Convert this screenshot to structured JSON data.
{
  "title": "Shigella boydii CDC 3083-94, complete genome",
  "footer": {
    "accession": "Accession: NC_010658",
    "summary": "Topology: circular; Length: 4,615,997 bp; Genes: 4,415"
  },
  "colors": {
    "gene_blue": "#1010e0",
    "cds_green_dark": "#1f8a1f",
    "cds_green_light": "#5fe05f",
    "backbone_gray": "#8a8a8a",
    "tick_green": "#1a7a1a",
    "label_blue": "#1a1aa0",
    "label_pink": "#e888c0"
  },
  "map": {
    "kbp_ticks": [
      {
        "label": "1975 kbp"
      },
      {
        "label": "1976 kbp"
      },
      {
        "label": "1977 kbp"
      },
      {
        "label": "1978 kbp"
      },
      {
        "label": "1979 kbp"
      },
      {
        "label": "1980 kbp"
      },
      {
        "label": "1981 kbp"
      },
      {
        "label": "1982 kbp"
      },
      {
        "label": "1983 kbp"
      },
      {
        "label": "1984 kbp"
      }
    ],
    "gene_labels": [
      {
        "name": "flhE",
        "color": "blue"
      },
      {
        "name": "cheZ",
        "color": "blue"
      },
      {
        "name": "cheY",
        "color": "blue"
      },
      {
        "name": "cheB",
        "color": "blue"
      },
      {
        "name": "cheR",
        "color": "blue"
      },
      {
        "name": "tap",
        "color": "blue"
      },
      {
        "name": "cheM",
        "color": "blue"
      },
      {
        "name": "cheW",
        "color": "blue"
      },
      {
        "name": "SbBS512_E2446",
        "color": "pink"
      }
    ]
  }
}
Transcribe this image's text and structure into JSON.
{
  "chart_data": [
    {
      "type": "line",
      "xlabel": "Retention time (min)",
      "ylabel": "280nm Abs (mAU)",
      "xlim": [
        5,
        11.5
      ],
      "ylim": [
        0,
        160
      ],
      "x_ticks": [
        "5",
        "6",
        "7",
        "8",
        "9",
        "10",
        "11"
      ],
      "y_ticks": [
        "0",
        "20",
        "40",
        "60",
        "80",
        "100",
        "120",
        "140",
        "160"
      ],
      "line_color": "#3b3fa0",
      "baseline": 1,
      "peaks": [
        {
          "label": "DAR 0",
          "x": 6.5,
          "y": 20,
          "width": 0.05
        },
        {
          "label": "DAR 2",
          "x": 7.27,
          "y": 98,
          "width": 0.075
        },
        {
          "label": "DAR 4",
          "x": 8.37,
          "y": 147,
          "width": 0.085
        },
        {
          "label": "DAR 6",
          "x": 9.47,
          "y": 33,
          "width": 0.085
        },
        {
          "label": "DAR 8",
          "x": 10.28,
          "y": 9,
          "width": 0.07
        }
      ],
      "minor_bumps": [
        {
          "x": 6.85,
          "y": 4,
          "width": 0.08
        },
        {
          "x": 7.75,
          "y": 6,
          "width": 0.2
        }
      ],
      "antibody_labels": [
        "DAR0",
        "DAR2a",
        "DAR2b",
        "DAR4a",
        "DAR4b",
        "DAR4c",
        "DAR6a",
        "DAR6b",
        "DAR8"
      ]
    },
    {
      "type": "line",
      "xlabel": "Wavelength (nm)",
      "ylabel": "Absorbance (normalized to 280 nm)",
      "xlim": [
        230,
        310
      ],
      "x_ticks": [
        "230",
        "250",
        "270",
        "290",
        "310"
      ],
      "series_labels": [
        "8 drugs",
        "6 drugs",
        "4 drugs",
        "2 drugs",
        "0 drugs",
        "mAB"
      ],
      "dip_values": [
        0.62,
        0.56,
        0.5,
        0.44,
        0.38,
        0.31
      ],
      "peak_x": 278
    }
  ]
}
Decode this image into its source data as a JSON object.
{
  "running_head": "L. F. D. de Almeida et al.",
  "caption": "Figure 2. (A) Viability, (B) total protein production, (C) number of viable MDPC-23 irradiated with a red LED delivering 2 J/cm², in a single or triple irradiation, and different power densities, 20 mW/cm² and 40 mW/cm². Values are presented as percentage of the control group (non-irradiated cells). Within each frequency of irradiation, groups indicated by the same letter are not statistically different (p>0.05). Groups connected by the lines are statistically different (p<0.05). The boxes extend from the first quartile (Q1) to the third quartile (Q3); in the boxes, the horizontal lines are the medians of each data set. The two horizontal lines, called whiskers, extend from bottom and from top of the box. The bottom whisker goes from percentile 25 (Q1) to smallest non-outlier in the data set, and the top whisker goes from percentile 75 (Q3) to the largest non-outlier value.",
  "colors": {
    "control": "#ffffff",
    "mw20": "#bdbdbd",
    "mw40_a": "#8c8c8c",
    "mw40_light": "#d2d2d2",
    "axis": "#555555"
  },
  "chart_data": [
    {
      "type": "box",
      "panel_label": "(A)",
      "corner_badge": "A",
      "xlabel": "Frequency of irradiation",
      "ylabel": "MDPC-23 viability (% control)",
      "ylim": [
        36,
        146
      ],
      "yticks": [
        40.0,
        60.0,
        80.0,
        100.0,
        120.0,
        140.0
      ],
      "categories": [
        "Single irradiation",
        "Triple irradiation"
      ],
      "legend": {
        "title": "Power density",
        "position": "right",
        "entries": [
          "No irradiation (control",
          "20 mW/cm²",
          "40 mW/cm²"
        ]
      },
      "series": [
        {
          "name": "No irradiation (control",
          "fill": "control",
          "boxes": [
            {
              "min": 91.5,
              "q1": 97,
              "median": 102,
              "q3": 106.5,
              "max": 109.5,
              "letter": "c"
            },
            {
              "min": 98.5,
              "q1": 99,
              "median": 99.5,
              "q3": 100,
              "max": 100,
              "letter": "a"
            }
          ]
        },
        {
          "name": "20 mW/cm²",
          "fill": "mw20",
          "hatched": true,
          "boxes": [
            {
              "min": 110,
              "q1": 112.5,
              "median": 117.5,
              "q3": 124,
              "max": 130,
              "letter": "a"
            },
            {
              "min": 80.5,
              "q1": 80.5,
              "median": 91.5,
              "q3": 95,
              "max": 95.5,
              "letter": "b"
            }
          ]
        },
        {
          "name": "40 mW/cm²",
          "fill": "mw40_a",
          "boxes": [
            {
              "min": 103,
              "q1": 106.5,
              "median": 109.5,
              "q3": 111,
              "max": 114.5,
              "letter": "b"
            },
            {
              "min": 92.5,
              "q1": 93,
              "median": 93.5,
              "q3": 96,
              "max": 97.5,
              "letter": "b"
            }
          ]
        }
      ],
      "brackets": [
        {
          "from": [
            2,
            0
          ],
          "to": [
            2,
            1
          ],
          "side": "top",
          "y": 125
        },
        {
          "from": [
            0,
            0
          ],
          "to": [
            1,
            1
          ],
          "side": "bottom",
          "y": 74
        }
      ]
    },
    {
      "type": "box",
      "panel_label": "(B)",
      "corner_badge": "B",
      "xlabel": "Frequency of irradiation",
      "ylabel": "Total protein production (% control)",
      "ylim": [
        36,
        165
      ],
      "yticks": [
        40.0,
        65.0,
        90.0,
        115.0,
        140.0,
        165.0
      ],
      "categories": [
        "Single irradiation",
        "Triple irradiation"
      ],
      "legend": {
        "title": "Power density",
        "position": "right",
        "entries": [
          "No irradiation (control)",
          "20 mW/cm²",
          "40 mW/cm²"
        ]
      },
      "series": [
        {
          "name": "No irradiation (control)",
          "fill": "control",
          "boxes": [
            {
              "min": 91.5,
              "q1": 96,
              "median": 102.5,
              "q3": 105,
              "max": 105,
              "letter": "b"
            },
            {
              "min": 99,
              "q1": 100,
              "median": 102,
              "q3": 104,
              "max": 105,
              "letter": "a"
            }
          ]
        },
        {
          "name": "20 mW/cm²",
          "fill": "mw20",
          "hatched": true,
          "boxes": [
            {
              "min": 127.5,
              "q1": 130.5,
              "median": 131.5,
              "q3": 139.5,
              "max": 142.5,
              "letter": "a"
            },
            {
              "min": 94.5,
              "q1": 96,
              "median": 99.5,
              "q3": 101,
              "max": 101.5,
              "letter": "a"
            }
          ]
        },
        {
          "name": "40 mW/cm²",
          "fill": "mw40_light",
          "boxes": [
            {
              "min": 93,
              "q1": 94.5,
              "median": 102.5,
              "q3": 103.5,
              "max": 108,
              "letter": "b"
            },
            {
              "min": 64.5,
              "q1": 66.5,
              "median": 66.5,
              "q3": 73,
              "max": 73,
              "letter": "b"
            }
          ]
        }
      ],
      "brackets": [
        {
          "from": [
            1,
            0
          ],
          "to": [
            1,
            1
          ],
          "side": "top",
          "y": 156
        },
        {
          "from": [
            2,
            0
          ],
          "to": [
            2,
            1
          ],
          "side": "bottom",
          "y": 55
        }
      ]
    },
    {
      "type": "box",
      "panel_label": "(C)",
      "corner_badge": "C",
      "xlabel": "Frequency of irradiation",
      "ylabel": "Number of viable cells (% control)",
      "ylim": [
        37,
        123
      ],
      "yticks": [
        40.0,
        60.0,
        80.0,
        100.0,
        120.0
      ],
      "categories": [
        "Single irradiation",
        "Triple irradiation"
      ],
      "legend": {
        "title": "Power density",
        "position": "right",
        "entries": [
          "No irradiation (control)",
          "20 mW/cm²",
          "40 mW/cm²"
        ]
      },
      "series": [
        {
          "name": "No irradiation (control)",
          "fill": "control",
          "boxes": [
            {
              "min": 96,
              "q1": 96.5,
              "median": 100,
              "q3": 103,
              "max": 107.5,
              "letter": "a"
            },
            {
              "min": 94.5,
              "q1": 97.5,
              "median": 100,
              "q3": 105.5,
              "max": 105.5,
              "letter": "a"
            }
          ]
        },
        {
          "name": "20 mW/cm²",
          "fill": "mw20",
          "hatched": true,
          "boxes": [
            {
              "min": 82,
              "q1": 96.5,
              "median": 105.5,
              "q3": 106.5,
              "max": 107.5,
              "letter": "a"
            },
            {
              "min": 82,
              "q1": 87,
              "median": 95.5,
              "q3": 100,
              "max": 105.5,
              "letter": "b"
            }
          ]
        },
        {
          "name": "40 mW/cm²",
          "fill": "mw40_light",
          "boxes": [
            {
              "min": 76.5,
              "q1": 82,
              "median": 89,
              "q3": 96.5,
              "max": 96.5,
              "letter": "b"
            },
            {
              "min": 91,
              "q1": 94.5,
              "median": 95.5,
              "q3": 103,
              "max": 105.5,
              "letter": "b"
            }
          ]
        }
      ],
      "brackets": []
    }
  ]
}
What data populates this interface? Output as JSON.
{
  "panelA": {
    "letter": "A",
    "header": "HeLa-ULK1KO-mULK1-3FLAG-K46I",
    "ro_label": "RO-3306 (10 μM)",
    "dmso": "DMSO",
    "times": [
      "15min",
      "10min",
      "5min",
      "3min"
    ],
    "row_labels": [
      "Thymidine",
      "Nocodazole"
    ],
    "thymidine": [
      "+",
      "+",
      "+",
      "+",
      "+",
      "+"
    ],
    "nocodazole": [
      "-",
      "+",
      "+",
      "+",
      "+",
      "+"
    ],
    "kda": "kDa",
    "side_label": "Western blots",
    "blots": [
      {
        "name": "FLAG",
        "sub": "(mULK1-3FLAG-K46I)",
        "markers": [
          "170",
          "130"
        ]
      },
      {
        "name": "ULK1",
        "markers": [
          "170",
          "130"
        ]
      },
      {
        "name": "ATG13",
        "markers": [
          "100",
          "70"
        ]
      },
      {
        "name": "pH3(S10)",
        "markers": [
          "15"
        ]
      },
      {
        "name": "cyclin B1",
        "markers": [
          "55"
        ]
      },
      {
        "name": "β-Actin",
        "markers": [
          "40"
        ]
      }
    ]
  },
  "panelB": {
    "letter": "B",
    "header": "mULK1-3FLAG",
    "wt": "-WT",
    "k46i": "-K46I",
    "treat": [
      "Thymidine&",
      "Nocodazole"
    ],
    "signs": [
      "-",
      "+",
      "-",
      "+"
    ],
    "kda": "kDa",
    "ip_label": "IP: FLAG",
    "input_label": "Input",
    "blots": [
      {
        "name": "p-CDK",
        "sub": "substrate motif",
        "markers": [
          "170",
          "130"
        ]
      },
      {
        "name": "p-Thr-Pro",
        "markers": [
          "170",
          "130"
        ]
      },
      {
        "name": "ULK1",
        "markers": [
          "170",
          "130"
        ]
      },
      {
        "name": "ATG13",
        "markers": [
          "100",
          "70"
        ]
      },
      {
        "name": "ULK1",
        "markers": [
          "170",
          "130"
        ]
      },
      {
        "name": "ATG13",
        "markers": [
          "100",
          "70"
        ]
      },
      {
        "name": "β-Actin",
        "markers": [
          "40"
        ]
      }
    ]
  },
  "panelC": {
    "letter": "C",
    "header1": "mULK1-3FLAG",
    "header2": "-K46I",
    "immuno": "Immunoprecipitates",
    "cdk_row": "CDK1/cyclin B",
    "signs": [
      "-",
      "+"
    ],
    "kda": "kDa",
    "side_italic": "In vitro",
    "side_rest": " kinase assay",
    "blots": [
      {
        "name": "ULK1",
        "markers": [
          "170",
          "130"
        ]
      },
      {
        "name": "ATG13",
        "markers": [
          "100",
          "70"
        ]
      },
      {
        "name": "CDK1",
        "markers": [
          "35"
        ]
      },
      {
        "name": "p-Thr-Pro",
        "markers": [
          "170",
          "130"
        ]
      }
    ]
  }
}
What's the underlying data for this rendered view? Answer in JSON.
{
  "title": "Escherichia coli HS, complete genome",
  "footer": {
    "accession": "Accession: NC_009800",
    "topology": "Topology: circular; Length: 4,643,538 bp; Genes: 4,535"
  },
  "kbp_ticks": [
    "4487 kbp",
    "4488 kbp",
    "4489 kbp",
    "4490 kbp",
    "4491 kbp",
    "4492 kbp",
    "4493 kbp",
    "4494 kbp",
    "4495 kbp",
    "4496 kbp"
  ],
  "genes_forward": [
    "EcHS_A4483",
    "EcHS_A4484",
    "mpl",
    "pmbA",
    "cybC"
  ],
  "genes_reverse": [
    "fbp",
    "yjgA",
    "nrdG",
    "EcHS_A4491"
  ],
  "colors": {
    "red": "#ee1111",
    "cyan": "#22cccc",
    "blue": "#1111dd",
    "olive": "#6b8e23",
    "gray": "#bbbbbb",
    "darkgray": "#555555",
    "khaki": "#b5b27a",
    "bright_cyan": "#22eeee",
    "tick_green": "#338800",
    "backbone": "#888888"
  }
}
+++
ASSIGNMENT:
Report every line of the data in which "genome" appears.

WRITTEN SOLUTION:
  "title": "Shigella boydii CDC 3083-94, complete genome",
  "title": "Escherichia coli HS, complete genome",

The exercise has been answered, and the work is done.